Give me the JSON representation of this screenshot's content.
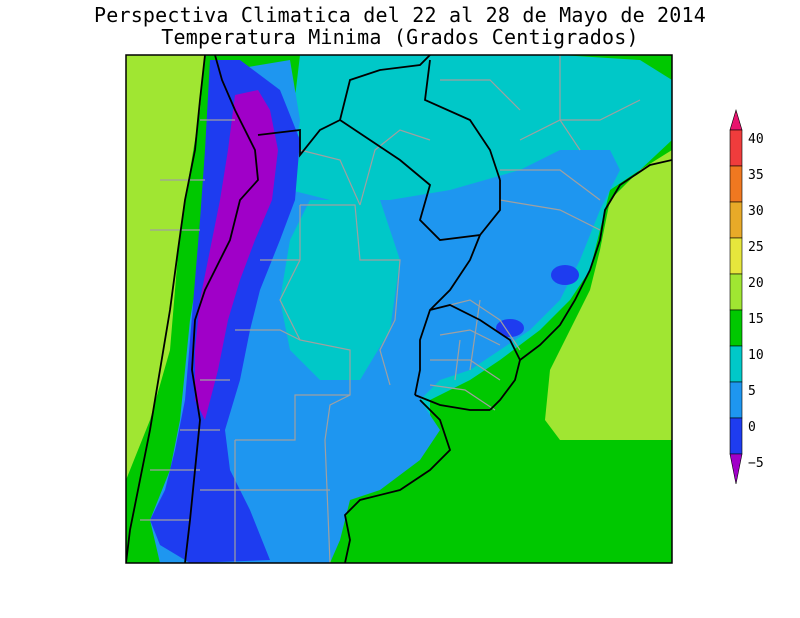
{
  "title": {
    "line1": "Perspectiva Climatica del 22 al 28 de Mayo de 2014",
    "line2": "Temperatura Minima (Grados Centigrados)"
  },
  "legend": {
    "labels": [
      "40",
      "35",
      "30",
      "25",
      "20",
      "15",
      "10",
      "5",
      "0",
      "−5"
    ],
    "colors": [
      "#e8146e",
      "#f03c3c",
      "#f07820",
      "#e8aa28",
      "#e6e63c",
      "#a0e632",
      "#00c800",
      "#00c8c8",
      "#1e96f0",
      "#1e3cf0",
      "#a000c8"
    ]
  },
  "map": {
    "background_color": "#00c800",
    "ocean_east_color": "#a0e632",
    "pacific_color": "#a0e632"
  }
}
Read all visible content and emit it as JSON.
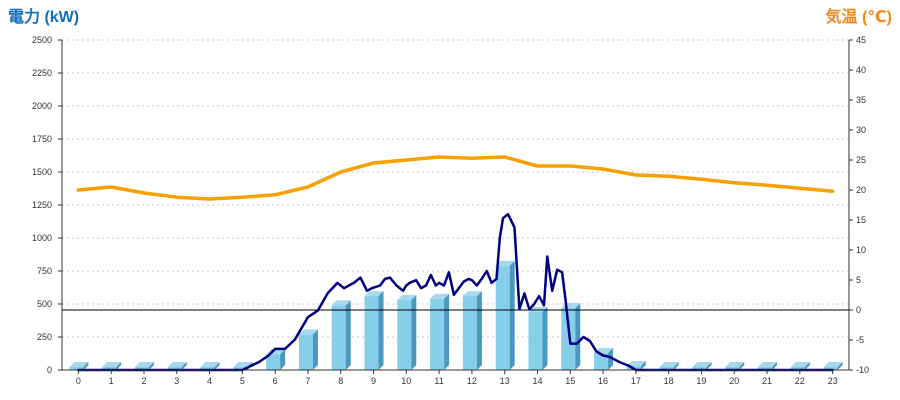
{
  "colors": {
    "power_line": "#000080",
    "temperature_line": "#f7a000",
    "bar_front": "#87ceeb",
    "bar_side": "#4a98bd",
    "bar_top": "#a6d9ee",
    "left_title": "#1070b8",
    "right_title": "#ee8a1e",
    "grid": "#c8c8c8"
  },
  "chart_data": {
    "type": "bar+line",
    "title_left": "電力 (kW)",
    "title_right": "気温 (℃)",
    "categories": [
      "0",
      "1",
      "2",
      "3",
      "4",
      "5",
      "6",
      "7",
      "8",
      "9",
      "10",
      "11",
      "12",
      "13",
      "14",
      "15",
      "16",
      "17",
      "18",
      "19",
      "20",
      "21",
      "22",
      "23"
    ],
    "y_left": {
      "range": [
        0,
        2500
      ],
      "ticks": [
        "0",
        "250",
        "500",
        "750",
        "1000",
        "1250",
        "1500",
        "1750",
        "2000",
        "2250",
        "2500"
      ]
    },
    "y_right": {
      "range": [
        -10,
        45
      ],
      "ticks": [
        "-10",
        "-5",
        "0",
        "5",
        "10",
        "15",
        "20",
        "25",
        "30",
        "35",
        "40",
        "45"
      ]
    },
    "grid": true,
    "series": [
      {
        "kind": "bar",
        "axis": "left",
        "values": [
          0,
          0,
          0,
          0,
          0,
          0,
          120,
          270,
          490,
          560,
          530,
          540,
          560,
          790,
          440,
          470,
          130,
          30,
          0,
          0,
          0,
          0,
          0,
          0
        ]
      },
      {
        "kind": "line",
        "axis": "left",
        "points": [
          [
            0,
            0
          ],
          [
            1,
            0
          ],
          [
            2,
            0
          ],
          [
            3,
            0
          ],
          [
            4,
            0
          ],
          [
            5,
            0
          ],
          [
            5.5,
            60
          ],
          [
            5.8,
            110
          ],
          [
            6,
            160
          ],
          [
            6.3,
            160
          ],
          [
            6.6,
            230
          ],
          [
            7,
            400
          ],
          [
            7.3,
            450
          ],
          [
            7.6,
            580
          ],
          [
            7.9,
            660
          ],
          [
            8.1,
            620
          ],
          [
            8.4,
            660
          ],
          [
            8.6,
            700
          ],
          [
            8.8,
            600
          ],
          [
            8.95,
            620
          ],
          [
            9.2,
            640
          ],
          [
            9.35,
            690
          ],
          [
            9.5,
            700
          ],
          [
            9.7,
            640
          ],
          [
            9.9,
            600
          ],
          [
            10,
            640
          ],
          [
            10.1,
            660
          ],
          [
            10.3,
            680
          ],
          [
            10.45,
            620
          ],
          [
            10.6,
            640
          ],
          [
            10.75,
            720
          ],
          [
            10.9,
            640
          ],
          [
            11,
            660
          ],
          [
            11.15,
            640
          ],
          [
            11.3,
            740
          ],
          [
            11.45,
            570
          ],
          [
            11.6,
            620
          ],
          [
            11.75,
            670
          ],
          [
            11.9,
            690
          ],
          [
            12,
            680
          ],
          [
            12.15,
            640
          ],
          [
            12.3,
            690
          ],
          [
            12.45,
            750
          ],
          [
            12.6,
            660
          ],
          [
            12.75,
            690
          ],
          [
            12.85,
            1000
          ],
          [
            12.95,
            1150
          ],
          [
            13.1,
            1180
          ],
          [
            13.3,
            1080
          ],
          [
            13.45,
            460
          ],
          [
            13.6,
            580
          ],
          [
            13.75,
            460
          ],
          [
            13.9,
            500
          ],
          [
            14.05,
            560
          ],
          [
            14.2,
            490
          ],
          [
            14.3,
            860
          ],
          [
            14.45,
            600
          ],
          [
            14.6,
            760
          ],
          [
            14.75,
            740
          ],
          [
            14.85,
            540
          ],
          [
            15,
            200
          ],
          [
            15.2,
            200
          ],
          [
            15.4,
            250
          ],
          [
            15.6,
            220
          ],
          [
            15.8,
            140
          ],
          [
            16,
            110
          ],
          [
            16.2,
            100
          ],
          [
            16.5,
            60
          ],
          [
            16.8,
            30
          ],
          [
            17,
            0
          ],
          [
            18,
            0
          ],
          [
            19,
            0
          ],
          [
            20,
            0
          ],
          [
            21,
            0
          ],
          [
            22,
            0
          ],
          [
            23,
            0
          ]
        ]
      },
      {
        "kind": "line",
        "axis": "right",
        "points": [
          [
            0,
            20
          ],
          [
            1,
            20.5
          ],
          [
            2,
            19.5
          ],
          [
            3,
            18.8
          ],
          [
            4,
            18.5
          ],
          [
            5,
            18.8
          ],
          [
            6,
            19.2
          ],
          [
            7,
            20.5
          ],
          [
            8,
            23
          ],
          [
            9,
            24.5
          ],
          [
            10,
            25
          ],
          [
            11,
            25.5
          ],
          [
            12,
            25.3
          ],
          [
            13,
            25.5
          ],
          [
            14,
            24
          ],
          [
            15,
            24
          ],
          [
            16,
            23.5
          ],
          [
            17,
            22.5
          ],
          [
            18,
            22.3
          ],
          [
            19,
            21.8
          ],
          [
            20,
            21.2
          ],
          [
            21,
            20.8
          ],
          [
            22,
            20.3
          ],
          [
            23,
            19.8
          ]
        ]
      }
    ],
    "reference_line": {
      "axis": "right",
      "value": 0
    }
  }
}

WHAT NEEDS TO BE DONE: Your job is to transcribe the entries above exactly; skip the pictures.

TASK SOLUTION:
Give me the JSON representation of this screenshot's content.
{
  "title": {
    "line1": "Perspectiva Climatica del 22 al 28 de Mayo de 2014",
    "line2": "Temperatura Minima (Grados Centigrados)"
  },
  "legend": {
    "labels": [
      "40",
      "35",
      "30",
      "25",
      "20",
      "15",
      "10",
      "5",
      "0",
      "−5"
    ],
    "colors": [
      "#e8146e",
      "#f03c3c",
      "#f07820",
      "#e8aa28",
      "#e6e63c",
      "#a0e632",
      "#00c800",
      "#00c8c8",
      "#1e96f0",
      "#1e3cf0",
      "#a000c8"
    ]
  },
  "map": {
    "background_color": "#00c800",
    "ocean_east_color": "#a0e632",
    "pacific_color": "#a0e632"
  }
}
Read all visible content and emit it as JSON.
{
  "colors": {
    "power_line": "#000080",
    "temperature_line": "#f7a000",
    "bar_front": "#87ceeb",
    "bar_side": "#4a98bd",
    "bar_top": "#a6d9ee",
    "left_title": "#1070b8",
    "right_title": "#ee8a1e",
    "grid": "#c8c8c8"
  },
  "chart_data": {
    "type": "bar+line",
    "title_left": "電力 (kW)",
    "title_right": "気温 (℃)",
    "categories": [
      "0",
      "1",
      "2",
      "3",
      "4",
      "5",
      "6",
      "7",
      "8",
      "9",
      "10",
      "11",
      "12",
      "13",
      "14",
      "15",
      "16",
      "17",
      "18",
      "19",
      "20",
      "21",
      "22",
      "23"
    ],
    "y_left": {
      "range": [
        0,
        2500
      ],
      "ticks": [
        "0",
        "250",
        "500",
        "750",
        "1000",
        "1250",
        "1500",
        "1750",
        "2000",
        "2250",
        "2500"
      ]
    },
    "y_right": {
      "range": [
        -10,
        45
      ],
      "ticks": [
        "-10",
        "-5",
        "0",
        "5",
        "10",
        "15",
        "20",
        "25",
        "30",
        "35",
        "40",
        "45"
      ]
    },
    "grid": true,
    "series": [
      {
        "kind": "bar",
        "axis": "left",
        "values": [
          0,
          0,
          0,
          0,
          0,
          0,
          120,
          270,
          490,
          560,
          530,
          540,
          560,
          790,
          440,
          470,
          130,
          30,
          0,
          0,
          0,
          0,
          0,
          0
        ]
      },
      {
        "kind": "line",
        "axis": "left",
        "points": [
          [
            0,
            0
          ],
          [
            1,
            0
          ],
          [
            2,
            0
          ],
          [
            3,
            0
          ],
          [
            4,
            0
          ],
          [
            5,
            0
          ],
          [
            5.5,
            60
          ],
          [
            5.8,
            110
          ],
          [
            6,
            160
          ],
          [
            6.3,
            160
          ],
          [
            6.6,
            230
          ],
          [
            7,
            400
          ],
          [
            7.3,
            450
          ],
          [
            7.6,
            580
          ],
          [
            7.9,
            660
          ],
          [
            8.1,
            620
          ],
          [
            8.4,
            660
          ],
          [
            8.6,
            700
          ],
          [
            8.8,
            600
          ],
          [
            8.95,
            620
          ],
          [
            9.2,
            640
          ],
          [
            9.35,
            690
          ],
          [
            9.5,
            700
          ],
          [
            9.7,
            640
          ],
          [
            9.9,
            600
          ],
          [
            10,
            640
          ],
          [
            10.1,
            660
          ],
          [
            10.3,
            680
          ],
          [
            10.45,
            620
          ],
          [
            10.6,
            640
          ],
          [
            10.75,
            720
          ],
          [
            10.9,
            640
          ],
          [
            11,
            660
          ],
          [
            11.15,
            640
          ],
          [
            11.3,
            740
          ],
          [
            11.45,
            570
          ],
          [
            11.6,
            620
          ],
          [
            11.75,
            670
          ],
          [
            11.9,
            690
          ],
          [
            12,
            680
          ],
          [
            12.15,
            640
          ],
          [
            12.3,
            690
          ],
          [
            12.45,
            750
          ],
          [
            12.6,
            660
          ],
          [
            12.75,
            690
          ],
          [
            12.85,
            1000
          ],
          [
            12.95,
            1150
          ],
          [
            13.1,
            1180
          ],
          [
            13.3,
            1080
          ],
          [
            13.45,
            460
          ],
          [
            13.6,
            580
          ],
          [
            13.75,
            460
          ],
          [
            13.9,
            500
          ],
          [
            14.05,
            560
          ],
          [
            14.2,
            490
          ],
          [
            14.3,
            860
          ],
          [
            14.45,
            600
          ],
          [
            14.6,
            760
          ],
          [
            14.75,
            740
          ],
          [
            14.85,
            540
          ],
          [
            15,
            200
          ],
          [
            15.2,
            200
          ],
          [
            15.4,
            250
          ],
          [
            15.6,
            220
          ],
          [
            15.8,
            140
          ],
          [
            16,
            110
          ],
          [
            16.2,
            100
          ],
          [
            16.5,
            60
          ],
          [
            16.8,
            30
          ],
          [
            17,
            0
          ],
          [
            18,
            0
          ],
          [
            19,
            0
          ],
          [
            20,
            0
          ],
          [
            21,
            0
          ],
          [
            22,
            0
          ],
          [
            23,
            0
          ]
        ]
      },
      {
        "kind": "line",
        "axis": "right",
        "points": [
          [
            0,
            20
          ],
          [
            1,
            20.5
          ],
          [
            2,
            19.5
          ],
          [
            3,
            18.8
          ],
          [
            4,
            18.5
          ],
          [
            5,
            18.8
          ],
          [
            6,
            19.2
          ],
          [
            7,
            20.5
          ],
          [
            8,
            23
          ],
          [
            9,
            24.5
          ],
          [
            10,
            25
          ],
          [
            11,
            25.5
          ],
          [
            12,
            25.3
          ],
          [
            13,
            25.5
          ],
          [
            14,
            24
          ],
          [
            15,
            24
          ],
          [
            16,
            23.5
          ],
          [
            17,
            22.5
          ],
          [
            18,
            22.3
          ],
          [
            19,
            21.8
          ],
          [
            20,
            21.2
          ],
          [
            21,
            20.8
          ],
          [
            22,
            20.3
          ],
          [
            23,
            19.8
          ]
        ]
      }
    ],
    "reference_line": {
      "axis": "right",
      "value": 0
    }
  }
}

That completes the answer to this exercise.